PROBLEM TO WORK ON:
Gather each line of the records where "photos" appears.

Data records

---------------

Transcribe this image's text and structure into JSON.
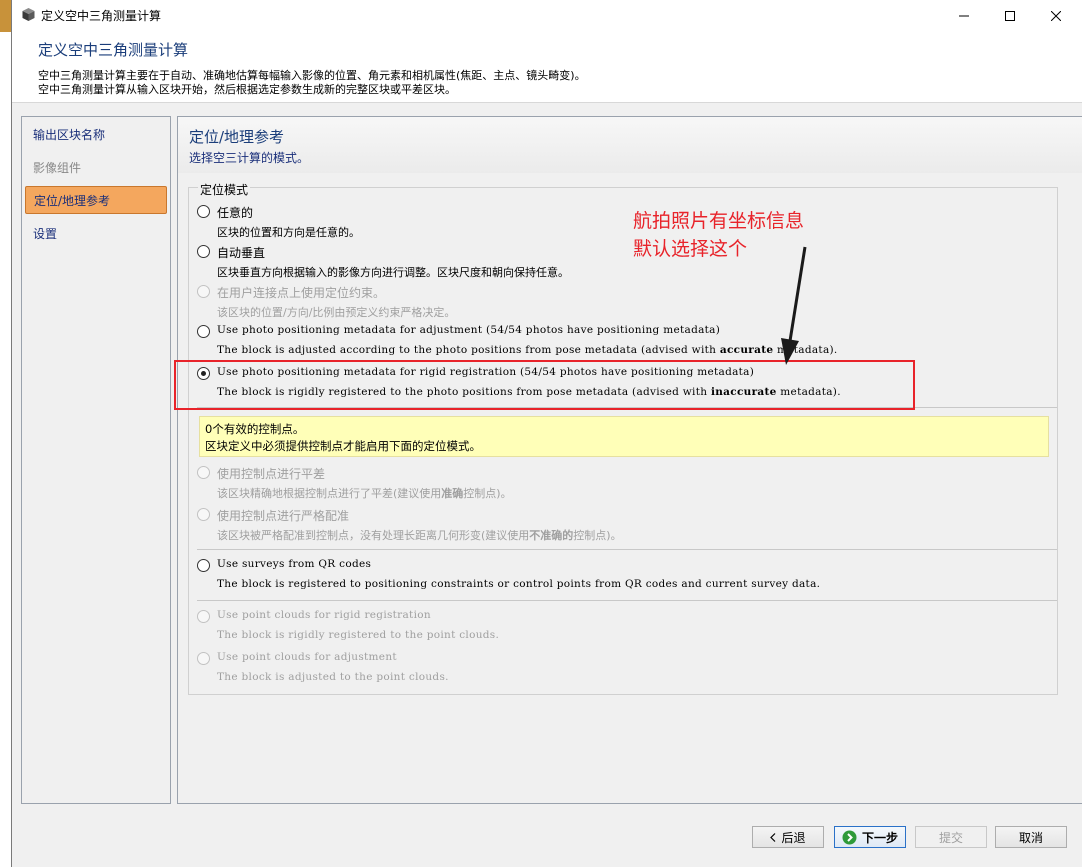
{
  "window": {
    "title": "定义空中三角测量计算"
  },
  "header": {
    "title": "定义空中三角测量计算",
    "description_line1": "空中三角测量计算主要在于自动、准确地估算每幅输入影像的位置、角元素和相机属性(焦距、主点、镜头畸变)。",
    "description_line2": "空中三角测量计算从输入区块开始，然后根据选定参数生成新的完整区块或平差区块。"
  },
  "sidebar": {
    "items": [
      {
        "label": "输出区块名称",
        "state": "enabled"
      },
      {
        "label": "影像组件",
        "state": "disabled"
      },
      {
        "label": "定位/地理参考",
        "state": "active"
      },
      {
        "label": "设置",
        "state": "enabled"
      }
    ]
  },
  "content": {
    "title": "定位/地理参考",
    "subtitle": "选择空三计算的模式。",
    "group_label": "定位模式",
    "options": [
      {
        "label": "任意的",
        "desc": "区块的位置和方向是任意的。",
        "checked": false,
        "enabled": true
      },
      {
        "label": "自动垂直",
        "desc": "区块垂直方向根据输入的影像方向进行调整。区块尺度和朝向保持任意。",
        "checked": false,
        "enabled": true
      },
      {
        "label": "在用户连接点上使用定位约束。",
        "desc": "该区块的位置/方向/比例由预定义约束严格决定。",
        "checked": false,
        "enabled": false
      },
      {
        "label": "Use photo positioning metadata for adjustment (54/54 photos have positioning metadata)",
        "desc_before": "The block is adjusted according to the photo positions from pose metadata (advised with ",
        "desc_bold": "accurate",
        "desc_after": " metadata).",
        "checked": false,
        "enabled": true
      },
      {
        "label": "Use photo positioning metadata for rigid registration (54/54 photos have positioning metadata)",
        "desc_before": "The block is rigidly registered to the photo positions from pose metadata (advised with ",
        "desc_bold": "inaccurate",
        "desc_after": " metadata).",
        "checked": true,
        "enabled": true
      },
      {
        "label": "使用控制点进行平差",
        "desc_before": "该区块精确地根据控制点进行了平差(建议使用",
        "desc_bold": "准确",
        "desc_after": "控制点)。",
        "checked": false,
        "enabled": false
      },
      {
        "label": "使用控制点进行严格配准",
        "desc_before": "该区块被严格配准到控制点，没有处理长距离几何形变(建议使用",
        "desc_bold": "不准确的",
        "desc_after": "控制点)。",
        "checked": false,
        "enabled": false
      },
      {
        "label": "Use surveys from QR codes",
        "desc": "The block is registered to positioning constraints or control points from QR codes and current survey data.",
        "checked": false,
        "enabled": true
      },
      {
        "label": "Use point clouds for rigid registration",
        "desc": "The block is rigidly registered to the point clouds.",
        "checked": false,
        "enabled": false
      },
      {
        "label": "Use point clouds for adjustment",
        "desc": "The block is adjusted to the point clouds.",
        "checked": false,
        "enabled": false
      }
    ],
    "notice_line1": "0个有效的控制点。",
    "notice_line2": "区块定义中必须提供控制点才能启用下面的定位模式。"
  },
  "annotation": {
    "line1": "航拍照片有坐标信息",
    "line2": "默认选择这个",
    "color": "#e8232a"
  },
  "footer": {
    "back_label": "后退",
    "next_label": "下一步",
    "submit_label": "提交",
    "cancel_label": "取消"
  },
  "colors": {
    "active_nav": "#f4a75e",
    "title_blue": "#1a3d7a",
    "notice_bg": "#ffffb8"
  }
}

---------------

TASK SOLUTION:
        "label": "Use photo positioning metadata for adjustment (54/54 photos have positioning metadata)",
        "label": "Use photo positioning metadata for rigid registration (54/54 photos have positioning metadata)",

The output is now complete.